-- START ENTRIES SHOWN --

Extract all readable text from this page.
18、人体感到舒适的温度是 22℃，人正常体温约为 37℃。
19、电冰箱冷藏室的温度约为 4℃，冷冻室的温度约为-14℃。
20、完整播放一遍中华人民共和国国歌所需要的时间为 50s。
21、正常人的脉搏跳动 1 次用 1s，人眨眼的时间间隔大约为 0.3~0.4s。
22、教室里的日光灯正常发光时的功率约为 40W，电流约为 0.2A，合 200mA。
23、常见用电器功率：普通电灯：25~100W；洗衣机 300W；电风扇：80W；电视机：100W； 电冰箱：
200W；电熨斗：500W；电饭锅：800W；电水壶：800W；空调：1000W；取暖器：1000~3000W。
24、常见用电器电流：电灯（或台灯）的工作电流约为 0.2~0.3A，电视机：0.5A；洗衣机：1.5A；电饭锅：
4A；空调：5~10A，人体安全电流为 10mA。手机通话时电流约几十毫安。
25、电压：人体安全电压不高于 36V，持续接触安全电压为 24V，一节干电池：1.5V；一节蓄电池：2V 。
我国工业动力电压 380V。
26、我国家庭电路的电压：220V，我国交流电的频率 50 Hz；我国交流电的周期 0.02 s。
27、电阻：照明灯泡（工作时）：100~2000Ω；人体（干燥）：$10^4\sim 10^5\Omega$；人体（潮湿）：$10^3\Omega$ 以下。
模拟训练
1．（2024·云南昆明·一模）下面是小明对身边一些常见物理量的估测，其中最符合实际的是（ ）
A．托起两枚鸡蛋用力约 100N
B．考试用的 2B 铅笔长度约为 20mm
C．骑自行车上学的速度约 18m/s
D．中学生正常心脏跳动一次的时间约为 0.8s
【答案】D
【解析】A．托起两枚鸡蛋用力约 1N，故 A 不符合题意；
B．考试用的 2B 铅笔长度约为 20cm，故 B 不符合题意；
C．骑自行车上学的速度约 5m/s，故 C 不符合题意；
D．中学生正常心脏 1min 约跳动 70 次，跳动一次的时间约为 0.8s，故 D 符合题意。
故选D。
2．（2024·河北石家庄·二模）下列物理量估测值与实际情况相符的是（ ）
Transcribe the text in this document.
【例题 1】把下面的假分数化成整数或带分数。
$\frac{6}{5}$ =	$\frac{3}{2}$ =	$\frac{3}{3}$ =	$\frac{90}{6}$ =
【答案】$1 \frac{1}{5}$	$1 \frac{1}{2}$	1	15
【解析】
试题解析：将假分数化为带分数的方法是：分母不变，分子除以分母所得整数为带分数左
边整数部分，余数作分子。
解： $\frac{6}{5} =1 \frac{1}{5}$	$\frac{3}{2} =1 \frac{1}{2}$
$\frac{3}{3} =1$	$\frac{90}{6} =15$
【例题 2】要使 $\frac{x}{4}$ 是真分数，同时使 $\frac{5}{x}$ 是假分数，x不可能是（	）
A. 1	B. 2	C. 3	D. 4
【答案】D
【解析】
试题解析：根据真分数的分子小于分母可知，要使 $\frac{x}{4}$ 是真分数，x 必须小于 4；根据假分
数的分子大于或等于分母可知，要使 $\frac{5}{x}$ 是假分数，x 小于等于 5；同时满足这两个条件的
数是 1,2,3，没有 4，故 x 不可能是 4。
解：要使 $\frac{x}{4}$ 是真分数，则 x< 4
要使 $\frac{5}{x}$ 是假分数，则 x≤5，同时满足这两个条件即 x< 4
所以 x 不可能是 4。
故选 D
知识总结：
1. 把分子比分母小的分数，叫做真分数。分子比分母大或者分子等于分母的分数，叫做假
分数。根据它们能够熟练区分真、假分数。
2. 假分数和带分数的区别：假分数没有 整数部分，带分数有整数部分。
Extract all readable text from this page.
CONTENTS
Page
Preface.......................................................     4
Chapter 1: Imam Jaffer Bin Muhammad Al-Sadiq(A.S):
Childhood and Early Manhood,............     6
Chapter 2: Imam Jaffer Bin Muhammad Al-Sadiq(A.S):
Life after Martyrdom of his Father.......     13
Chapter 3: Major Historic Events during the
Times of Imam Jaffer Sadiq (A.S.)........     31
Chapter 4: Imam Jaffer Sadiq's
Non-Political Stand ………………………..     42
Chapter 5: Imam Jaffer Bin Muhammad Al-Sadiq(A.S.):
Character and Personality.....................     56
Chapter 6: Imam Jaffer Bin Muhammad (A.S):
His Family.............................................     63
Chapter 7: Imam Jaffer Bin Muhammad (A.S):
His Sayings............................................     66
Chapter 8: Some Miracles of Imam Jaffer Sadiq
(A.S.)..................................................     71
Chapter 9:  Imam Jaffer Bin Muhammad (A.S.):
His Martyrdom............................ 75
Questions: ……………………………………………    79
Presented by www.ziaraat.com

-- END ENTRIES SHOWN --

Write out the records above again, keeping each one identical to the original.

> **OUTPUT FOR THIS EXERCISE**:
Extract all readable text from this page.
18、人体感到舒适的温度是 22℃，人正常体温约为 37℃。
19、电冰箱冷藏室的温度约为 4℃，冷冻室的温度约为-14℃。
20、完整播放一遍中华人民共和国国歌所需要的时间为 50s。
21、正常人的脉搏跳动 1 次用 1s，人眨眼的时间间隔大约为 0.3~0.4s。
22、教室里的日光灯正常发光时的功率约为 40W，电流约为 0.2A，合 200mA。
23、常见用电器功率：普通电灯：25~100W；洗衣机 300W；电风扇：80W；电视机：100W； 电冰箱：
200W；电熨斗：500W；电饭锅：800W；电水壶：800W；空调：1000W；取暖器：1000~3000W。
24、常见用电器电流：电灯（或台灯）的工作电流约为 0.2~0.3A，电视机：0.5A；洗衣机：1.5A；电饭锅：
4A；空调：5~10A，人体安全电流为 10mA。手机通话时电流约几十毫安。
25、电压：人体安全电压不高于 36V，持续接触安全电压为 24V，一节干电池：1.5V；一节蓄电池：2V 。
我国工业动力电压 380V。
26、我国家庭电路的电压：220V，我国交流电的频率 50 Hz；我国交流电的周期 0.02 s。
27、电阻：照明灯泡（工作时）：100~2000Ω；人体（干燥）：$10^4\sim 10^5\Omega$；人体（潮湿）：$10^3\Omega$ 以下。
模拟训练
1．（2024·云南昆明·一模）下面是小明对身边一些常见物理量的估测，其中最符合实际的是（ ）
A．托起两枚鸡蛋用力约 100N
B．考试用的 2B 铅笔长度约为 20mm
C．骑自行车上学的速度约 18m/s
D．中学生正常心脏跳动一次的时间约为 0.8s
【答案】D
【解析】A．托起两枚鸡蛋用力约 1N，故 A 不符合题意；
B．考试用的 2B 铅笔长度约为 20cm，故 B 不符合题意；
C．骑自行车上学的速度约 5m/s，故 C 不符合题意；
D．中学生正常心脏 1min 约跳动 70 次，跳动一次的时间约为 0.8s，故 D 符合题意。
故选D。
2．（2024·河北石家庄·二模）下列物理量估测值与实际情况相符的是（ ）
Transcribe the text in this document.
【例题 1】把下面的假分数化成整数或带分数。
$\frac{6}{5}$ =	$\frac{3}{2}$ =	$\frac{3}{3}$ =	$\frac{90}{6}$ =
【答案】$1 \frac{1}{5}$	$1 \frac{1}{2}$	1	15
【解析】
试题解析：将假分数化为带分数的方法是：分母不变，分子除以分母所得整数为带分数左
边整数部分，余数作分子。
解： $\frac{6}{5} =1 \frac{1}{5}$	$\frac{3}{2} =1 \frac{1}{2}$
$\frac{3}{3} =1$	$\frac{90}{6} =15$
【例题 2】要使 $\frac{x}{4}$ 是真分数，同时使 $\frac{5}{x}$ 是假分数，x不可能是（	）
A. 1	B. 2	C. 3	D. 4
【答案】D
【解析】
试题解析：根据真分数的分子小于分母可知，要使 $\frac{x}{4}$ 是真分数，x 必须小于 4；根据假分
数的分子大于或等于分母可知，要使 $\frac{5}{x}$ 是假分数，x 小于等于 5；同时满足这两个条件的
数是 1,2,3，没有 4，故 x 不可能是 4。
解：要使 $\frac{x}{4}$ 是真分数，则 x< 4
要使 $\frac{5}{x}$ 是假分数，则 x≤5，同时满足这两个条件即 x< 4
所以 x 不可能是 4。
故选 D
知识总结：
1. 把分子比分母小的分数，叫做真分数。分子比分母大或者分子等于分母的分数，叫做假
分数。根据它们能够熟练区分真、假分数。
2. 假分数和带分数的区别：假分数没有 整数部分，带分数有整数部分。
Extract all readable text from this page.
CONTENTS
Page
Preface.......................................................     4
Chapter 1: Imam Jaffer Bin Muhammad Al-Sadiq(A.S):
Childhood and Early Manhood,............     6
Chapter 2: Imam Jaffer Bin Muhammad Al-Sadiq(A.S):
Life after Martyrdom of his Father.......     13
Chapter 3: Major Historic Events during the
Times of Imam Jaffer Sadiq (A.S.)........     31
Chapter 4: Imam Jaffer Sadiq's
Non-Political Stand ………………………..     42
Chapter 5: Imam Jaffer Bin Muhammad Al-Sadiq(A.S.):
Character and Personality.....................     56
Chapter 6: Imam Jaffer Bin Muhammad (A.S):
His Family.............................................     63
Chapter 7: Imam Jaffer Bin Muhammad (A.S):
His Sayings............................................     66
Chapter 8: Some Miracles of Imam Jaffer Sadiq
(A.S.)..................................................     71
Chapter 9:  Imam Jaffer Bin Muhammad (A.S.):
His Martyrdom............................ 75
Questions: ……………………………………………    79
Presented by www.ziaraat.com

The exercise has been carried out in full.